[Extracted data entries]
----
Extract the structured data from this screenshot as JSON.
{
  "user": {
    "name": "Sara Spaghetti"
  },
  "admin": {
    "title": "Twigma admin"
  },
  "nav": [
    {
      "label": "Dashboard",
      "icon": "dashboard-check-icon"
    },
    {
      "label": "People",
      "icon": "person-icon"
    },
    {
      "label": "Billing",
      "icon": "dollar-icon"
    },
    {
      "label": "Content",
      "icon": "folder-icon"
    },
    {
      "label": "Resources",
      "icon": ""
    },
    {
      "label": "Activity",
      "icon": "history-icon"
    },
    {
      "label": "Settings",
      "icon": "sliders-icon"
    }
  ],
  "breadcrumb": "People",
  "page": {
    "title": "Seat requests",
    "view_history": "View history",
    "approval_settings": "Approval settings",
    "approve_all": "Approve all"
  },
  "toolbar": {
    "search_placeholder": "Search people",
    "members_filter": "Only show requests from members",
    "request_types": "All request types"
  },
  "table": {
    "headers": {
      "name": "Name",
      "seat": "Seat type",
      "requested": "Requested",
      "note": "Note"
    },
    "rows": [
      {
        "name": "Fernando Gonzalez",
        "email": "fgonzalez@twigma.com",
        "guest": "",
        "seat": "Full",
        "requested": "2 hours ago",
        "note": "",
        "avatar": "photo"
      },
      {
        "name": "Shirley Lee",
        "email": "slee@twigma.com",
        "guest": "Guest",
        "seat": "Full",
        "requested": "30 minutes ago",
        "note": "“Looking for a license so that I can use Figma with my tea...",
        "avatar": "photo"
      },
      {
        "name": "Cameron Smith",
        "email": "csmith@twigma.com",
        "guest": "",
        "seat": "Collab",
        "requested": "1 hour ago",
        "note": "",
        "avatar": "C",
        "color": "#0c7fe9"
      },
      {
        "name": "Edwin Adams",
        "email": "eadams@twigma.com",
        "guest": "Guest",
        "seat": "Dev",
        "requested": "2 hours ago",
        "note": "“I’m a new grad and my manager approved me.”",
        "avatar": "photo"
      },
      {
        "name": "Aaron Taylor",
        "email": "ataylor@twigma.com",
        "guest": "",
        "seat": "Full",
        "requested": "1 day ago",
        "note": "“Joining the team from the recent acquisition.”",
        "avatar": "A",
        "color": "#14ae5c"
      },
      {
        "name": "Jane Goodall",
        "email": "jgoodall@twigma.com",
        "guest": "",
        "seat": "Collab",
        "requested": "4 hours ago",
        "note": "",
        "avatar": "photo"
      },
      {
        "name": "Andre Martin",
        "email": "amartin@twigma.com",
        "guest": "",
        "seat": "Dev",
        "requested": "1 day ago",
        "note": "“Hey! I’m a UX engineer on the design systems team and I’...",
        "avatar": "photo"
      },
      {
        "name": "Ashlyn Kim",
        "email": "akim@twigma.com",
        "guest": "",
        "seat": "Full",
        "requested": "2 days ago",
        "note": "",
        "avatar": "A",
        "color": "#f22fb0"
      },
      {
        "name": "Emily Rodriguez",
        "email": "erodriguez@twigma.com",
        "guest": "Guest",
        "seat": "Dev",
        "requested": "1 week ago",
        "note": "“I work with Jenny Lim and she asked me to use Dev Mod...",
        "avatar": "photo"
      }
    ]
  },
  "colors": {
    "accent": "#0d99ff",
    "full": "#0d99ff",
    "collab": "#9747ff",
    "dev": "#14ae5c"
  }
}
----
▶ Direction
Reproduce every record, matching each line exactly.

▶ Expected output
Extract the structured data from this screenshot as JSON.
{
  "user": {
    "name": "Sara Spaghetti"
  },
  "admin": {
    "title": "Twigma admin"
  },
  "nav": [
    {
      "label": "Dashboard",
      "icon": "dashboard-check-icon"
    },
    {
      "label": "People",
      "icon": "person-icon"
    },
    {
      "label": "Billing",
      "icon": "dollar-icon"
    },
    {
      "label": "Content",
      "icon": "folder-icon"
    },
    {
      "label": "Resources",
      "icon": ""
    },
    {
      "label": "Activity",
      "icon": "history-icon"
    },
    {
      "label": "Settings",
      "icon": "sliders-icon"
    }
  ],
  "breadcrumb": "People",
  "page": {
    "title": "Seat requests",
    "view_history": "View history",
    "approval_settings": "Approval settings",
    "approve_all": "Approve all"
  },
  "toolbar": {
    "search_placeholder": "Search people",
    "members_filter": "Only show requests from members",
    "request_types": "All request types"
  },
  "table": {
    "headers": {
      "name": "Name",
      "seat": "Seat type",
      "requested": "Requested",
      "note": "Note"
    },
    "rows": [
      {
        "name": "Fernando Gonzalez",
        "email": "fgonzalez@twigma.com",
        "guest": "",
        "seat": "Full",
        "requested": "2 hours ago",
        "note": "",
        "avatar": "photo"
      },
      {
        "name": "Shirley Lee",
        "email": "slee@twigma.com",
        "guest": "Guest",
        "seat": "Full",
        "requested": "30 minutes ago",
        "note": "“Looking for a license so that I can use Figma with my tea...",
        "avatar": "photo"
      },
      {
        "name": "Cameron Smith",
        "email": "csmith@twigma.com",
        "guest": "",
        "seat": "Collab",
        "requested": "1 hour ago",
        "note": "",
        "avatar": "C",
        "color": "#0c7fe9"
      },
      {
        "name": "Edwin Adams",
        "email": "eadams@twigma.com",
        "guest": "Guest",
        "seat": "Dev",
        "requested": "2 hours ago",
        "note": "“I’m a new grad and my manager approved me.”",
        "avatar": "photo"
      },
      {
        "name": "Aaron Taylor",
        "email": "ataylor@twigma.com",
        "guest": "",
        "seat": "Full",
        "requested": "1 day ago",
        "note": "“Joining the team from the recent acquisition.”",
        "avatar": "A",
        "color": "#14ae5c"
      },
      {
        "name": "Jane Goodall",
        "email": "jgoodall@twigma.com",
        "guest": "",
        "seat": "Collab",
        "requested": "4 hours ago",
        "note": "",
        "avatar": "photo"
      },
      {
        "name": "Andre Martin",
        "email": "amartin@twigma.com",
        "guest": "",
        "seat": "Dev",
        "requested": "1 day ago",
        "note": "“Hey! I’m a UX engineer on the design systems team and I’...",
        "avatar": "photo"
      },
      {
        "name": "Ashlyn Kim",
        "email": "akim@twigma.com",
        "guest": "",
        "seat": "Full",
        "requested": "2 days ago",
        "note": "",
        "avatar": "A",
        "color": "#f22fb0"
      },
      {
        "name": "Emily Rodriguez",
        "email": "erodriguez@twigma.com",
        "guest": "Guest",
        "seat": "Dev",
        "requested": "1 week ago",
        "note": "“I work with Jenny Lim and she asked me to use Dev Mod...",
        "avatar": "photo"
      }
    ]
  },
  "colors": {
    "accent": "#0d99ff",
    "full": "#0d99ff",
    "collab": "#9747ff",
    "dev": "#14ae5c"
  }
}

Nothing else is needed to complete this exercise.